*DATASET ROWS*:
◆ ◆ ◆

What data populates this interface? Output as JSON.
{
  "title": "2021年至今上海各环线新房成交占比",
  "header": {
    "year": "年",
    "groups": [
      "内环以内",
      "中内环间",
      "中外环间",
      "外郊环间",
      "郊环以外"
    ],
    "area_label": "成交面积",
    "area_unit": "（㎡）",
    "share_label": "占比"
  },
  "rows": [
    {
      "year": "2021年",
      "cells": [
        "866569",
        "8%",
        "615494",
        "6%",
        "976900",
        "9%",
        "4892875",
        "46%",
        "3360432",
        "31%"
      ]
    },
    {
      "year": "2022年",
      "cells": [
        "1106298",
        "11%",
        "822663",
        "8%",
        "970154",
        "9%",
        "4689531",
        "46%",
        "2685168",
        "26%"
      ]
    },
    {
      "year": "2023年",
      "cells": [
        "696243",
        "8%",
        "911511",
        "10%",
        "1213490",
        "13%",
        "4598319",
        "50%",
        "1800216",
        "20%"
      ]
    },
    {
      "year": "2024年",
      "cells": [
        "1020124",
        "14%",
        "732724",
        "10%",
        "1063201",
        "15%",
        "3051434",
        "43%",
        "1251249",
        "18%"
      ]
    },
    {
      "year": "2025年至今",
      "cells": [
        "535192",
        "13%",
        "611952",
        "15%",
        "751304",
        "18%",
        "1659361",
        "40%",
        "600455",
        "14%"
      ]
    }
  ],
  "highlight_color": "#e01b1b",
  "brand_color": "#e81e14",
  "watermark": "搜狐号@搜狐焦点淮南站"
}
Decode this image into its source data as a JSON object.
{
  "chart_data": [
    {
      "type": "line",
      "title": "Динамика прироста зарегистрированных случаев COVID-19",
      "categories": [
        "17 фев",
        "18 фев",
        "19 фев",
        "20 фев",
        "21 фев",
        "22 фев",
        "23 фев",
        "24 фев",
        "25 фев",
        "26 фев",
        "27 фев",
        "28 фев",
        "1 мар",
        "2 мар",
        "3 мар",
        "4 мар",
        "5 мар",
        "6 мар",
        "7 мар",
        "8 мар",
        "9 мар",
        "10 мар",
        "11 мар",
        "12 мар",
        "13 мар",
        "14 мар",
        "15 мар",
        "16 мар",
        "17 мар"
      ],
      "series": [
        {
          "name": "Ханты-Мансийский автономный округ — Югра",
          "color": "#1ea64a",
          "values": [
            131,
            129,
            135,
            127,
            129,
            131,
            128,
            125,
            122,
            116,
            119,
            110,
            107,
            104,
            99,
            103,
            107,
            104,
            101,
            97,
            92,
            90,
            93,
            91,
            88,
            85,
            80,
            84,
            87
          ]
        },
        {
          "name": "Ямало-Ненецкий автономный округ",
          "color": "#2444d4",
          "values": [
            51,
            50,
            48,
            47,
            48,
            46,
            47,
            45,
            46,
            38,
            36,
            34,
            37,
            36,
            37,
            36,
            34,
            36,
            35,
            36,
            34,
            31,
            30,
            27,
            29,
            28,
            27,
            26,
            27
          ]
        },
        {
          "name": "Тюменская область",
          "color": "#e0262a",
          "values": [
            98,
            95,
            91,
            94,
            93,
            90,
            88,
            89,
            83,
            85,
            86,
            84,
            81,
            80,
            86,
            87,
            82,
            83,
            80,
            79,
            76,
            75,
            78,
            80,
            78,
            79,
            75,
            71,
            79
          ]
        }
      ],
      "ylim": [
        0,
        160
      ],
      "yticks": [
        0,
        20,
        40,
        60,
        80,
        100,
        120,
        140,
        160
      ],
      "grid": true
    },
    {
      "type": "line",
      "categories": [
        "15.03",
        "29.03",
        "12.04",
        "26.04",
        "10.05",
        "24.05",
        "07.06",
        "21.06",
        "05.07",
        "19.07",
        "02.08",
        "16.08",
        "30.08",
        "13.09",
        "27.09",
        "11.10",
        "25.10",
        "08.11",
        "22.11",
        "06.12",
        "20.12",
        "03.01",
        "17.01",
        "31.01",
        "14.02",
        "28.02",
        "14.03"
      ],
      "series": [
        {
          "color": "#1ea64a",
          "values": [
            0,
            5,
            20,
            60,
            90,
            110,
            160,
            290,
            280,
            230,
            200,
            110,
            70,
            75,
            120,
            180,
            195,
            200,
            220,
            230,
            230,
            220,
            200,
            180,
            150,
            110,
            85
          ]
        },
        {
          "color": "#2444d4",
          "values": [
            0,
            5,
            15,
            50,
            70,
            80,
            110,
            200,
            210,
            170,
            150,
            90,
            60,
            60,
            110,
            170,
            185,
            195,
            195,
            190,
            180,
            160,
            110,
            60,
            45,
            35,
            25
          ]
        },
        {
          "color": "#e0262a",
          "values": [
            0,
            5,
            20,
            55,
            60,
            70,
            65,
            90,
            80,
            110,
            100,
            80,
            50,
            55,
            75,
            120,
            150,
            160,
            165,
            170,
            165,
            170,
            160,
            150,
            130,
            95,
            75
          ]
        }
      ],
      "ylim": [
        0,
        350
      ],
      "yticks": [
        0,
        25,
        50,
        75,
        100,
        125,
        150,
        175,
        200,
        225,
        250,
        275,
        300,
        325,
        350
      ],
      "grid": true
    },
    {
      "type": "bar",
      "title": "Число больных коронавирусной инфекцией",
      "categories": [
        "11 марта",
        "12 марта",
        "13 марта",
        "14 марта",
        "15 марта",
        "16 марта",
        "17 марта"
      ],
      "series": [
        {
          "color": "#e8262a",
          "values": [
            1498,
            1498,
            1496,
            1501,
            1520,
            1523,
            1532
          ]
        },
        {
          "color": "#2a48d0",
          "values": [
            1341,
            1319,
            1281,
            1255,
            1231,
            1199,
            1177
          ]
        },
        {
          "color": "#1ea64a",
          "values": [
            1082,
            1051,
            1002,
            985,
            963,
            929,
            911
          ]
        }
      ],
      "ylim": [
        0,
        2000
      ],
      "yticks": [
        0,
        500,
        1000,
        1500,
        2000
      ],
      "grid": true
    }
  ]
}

◆ ◆ ◆

Each record must be returned exactly as it is written.

What data populates this interface? Output as JSON.
{
  "title": "2021年至今上海各环线新房成交占比",
  "header": {
    "year": "年",
    "groups": [
      "内环以内",
      "中内环间",
      "中外环间",
      "外郊环间",
      "郊环以外"
    ],
    "area_label": "成交面积",
    "area_unit": "（㎡）",
    "share_label": "占比"
  },
  "rows": [
    {
      "year": "2021年",
      "cells": [
        "866569",
        "8%",
        "615494",
        "6%",
        "976900",
        "9%",
        "4892875",
        "46%",
        "3360432",
        "31%"
      ]
    },
    {
      "year": "2022年",
      "cells": [
        "1106298",
        "11%",
        "822663",
        "8%",
        "970154",
        "9%",
        "4689531",
        "46%",
        "2685168",
        "26%"
      ]
    },
    {
      "year": "2023年",
      "cells": [
        "696243",
        "8%",
        "911511",
        "10%",
        "1213490",
        "13%",
        "4598319",
        "50%",
        "1800216",
        "20%"
      ]
    },
    {
      "year": "2024年",
      "cells": [
        "1020124",
        "14%",
        "732724",
        "10%",
        "1063201",
        "15%",
        "3051434",
        "43%",
        "1251249",
        "18%"
      ]
    },
    {
      "year": "2025年至今",
      "cells": [
        "535192",
        "13%",
        "611952",
        "15%",
        "751304",
        "18%",
        "1659361",
        "40%",
        "600455",
        "14%"
      ]
    }
  ],
  "highlight_color": "#e01b1b",
  "brand_color": "#e81e14",
  "watermark": "搜狐号@搜狐焦点淮南站"
}
Decode this image into its source data as a JSON object.
{
  "chart_data": [
    {
      "type": "line",
      "title": "Динамика прироста зарегистрированных случаев COVID-19",
      "categories": [
        "17 фев",
        "18 фев",
        "19 фев",
        "20 фев",
        "21 фев",
        "22 фев",
        "23 фев",
        "24 фев",
        "25 фев",
        "26 фев",
        "27 фев",
        "28 фев",
        "1 мар",
        "2 мар",
        "3 мар",
        "4 мар",
        "5 мар",
        "6 мар",
        "7 мар",
        "8 мар",
        "9 мар",
        "10 мар",
        "11 мар",
        "12 мар",
        "13 мар",
        "14 мар",
        "15 мар",
        "16 мар",
        "17 мар"
      ],
      "series": [
        {
          "name": "Ханты-Мансийский автономный округ — Югра",
          "color": "#1ea64a",
          "values": [
            131,
            129,
            135,
            127,
            129,
            131,
            128,
            125,
            122,
            116,
            119,
            110,
            107,
            104,
            99,
            103,
            107,
            104,
            101,
            97,
            92,
            90,
            93,
            91,
            88,
            85,
            80,
            84,
            87
          ]
        },
        {
          "name": "Ямало-Ненецкий автономный округ",
          "color": "#2444d4",
          "values": [
            51,
            50,
            48,
            47,
            48,
            46,
            47,
            45,
            46,
            38,
            36,
            34,
            37,
            36,
            37,
            36,
            34,
            36,
            35,
            36,
            34,
            31,
            30,
            27,
            29,
            28,
            27,
            26,
            27
          ]
        },
        {
          "name": "Тюменская область",
          "color": "#e0262a",
          "values": [
            98,
            95,
            91,
            94,
            93,
            90,
            88,
            89,
            83,
            85,
            86,
            84,
            81,
            80,
            86,
            87,
            82,
            83,
            80,
            79,
            76,
            75,
            78,
            80,
            78,
            79,
            75,
            71,
            79
          ]
        }
      ],
      "ylim": [
        0,
        160
      ],
      "yticks": [
        0,
        20,
        40,
        60,
        80,
        100,
        120,
        140,
        160
      ],
      "grid": true
    },
    {
      "type": "line",
      "categories": [
        "15.03",
        "29.03",
        "12.04",
        "26.04",
        "10.05",
        "24.05",
        "07.06",
        "21.06",
        "05.07",
        "19.07",
        "02.08",
        "16.08",
        "30.08",
        "13.09",
        "27.09",
        "11.10",
        "25.10",
        "08.11",
        "22.11",
        "06.12",
        "20.12",
        "03.01",
        "17.01",
        "31.01",
        "14.02",
        "28.02",
        "14.03"
      ],
      "series": [
        {
          "color": "#1ea64a",
          "values": [
            0,
            5,
            20,
            60,
            90,
            110,
            160,
            290,
            280,
            230,
            200,
            110,
            70,
            75,
            120,
            180,
            195,
            200,
            220,
            230,
            230,
            220,
            200,
            180,
            150,
            110,
            85
          ]
        },
        {
          "color": "#2444d4",
          "values": [
            0,
            5,
            15,
            50,
            70,
            80,
            110,
            200,
            210,
            170,
            150,
            90,
            60,
            60,
            110,
            170,
            185,
            195,
            195,
            190,
            180,
            160,
            110,
            60,
            45,
            35,
            25
          ]
        },
        {
          "color": "#e0262a",
          "values": [
            0,
            5,
            20,
            55,
            60,
            70,
            65,
            90,
            80,
            110,
            100,
            80,
            50,
            55,
            75,
            120,
            150,
            160,
            165,
            170,
            165,
            170,
            160,
            150,
            130,
            95,
            75
          ]
        }
      ],
      "ylim": [
        0,
        350
      ],
      "yticks": [
        0,
        25,
        50,
        75,
        100,
        125,
        150,
        175,
        200,
        225,
        250,
        275,
        300,
        325,
        350
      ],
      "grid": true
    },
    {
      "type": "bar",
      "title": "Число больных коронавирусной инфекцией",
      "categories": [
        "11 марта",
        "12 марта",
        "13 марта",
        "14 марта",
        "15 марта",
        "16 марта",
        "17 марта"
      ],
      "series": [
        {
          "color": "#e8262a",
          "values": [
            1498,
            1498,
            1496,
            1501,
            1520,
            1523,
            1532
          ]
        },
        {
          "color": "#2a48d0",
          "values": [
            1341,
            1319,
            1281,
            1255,
            1231,
            1199,
            1177
          ]
        },
        {
          "color": "#1ea64a",
          "values": [
            1082,
            1051,
            1002,
            985,
            963,
            929,
            911
          ]
        }
      ],
      "ylim": [
        0,
        2000
      ],
      "yticks": [
        0,
        500,
        1000,
        1500,
        2000
      ],
      "grid": true
    }
  ]
}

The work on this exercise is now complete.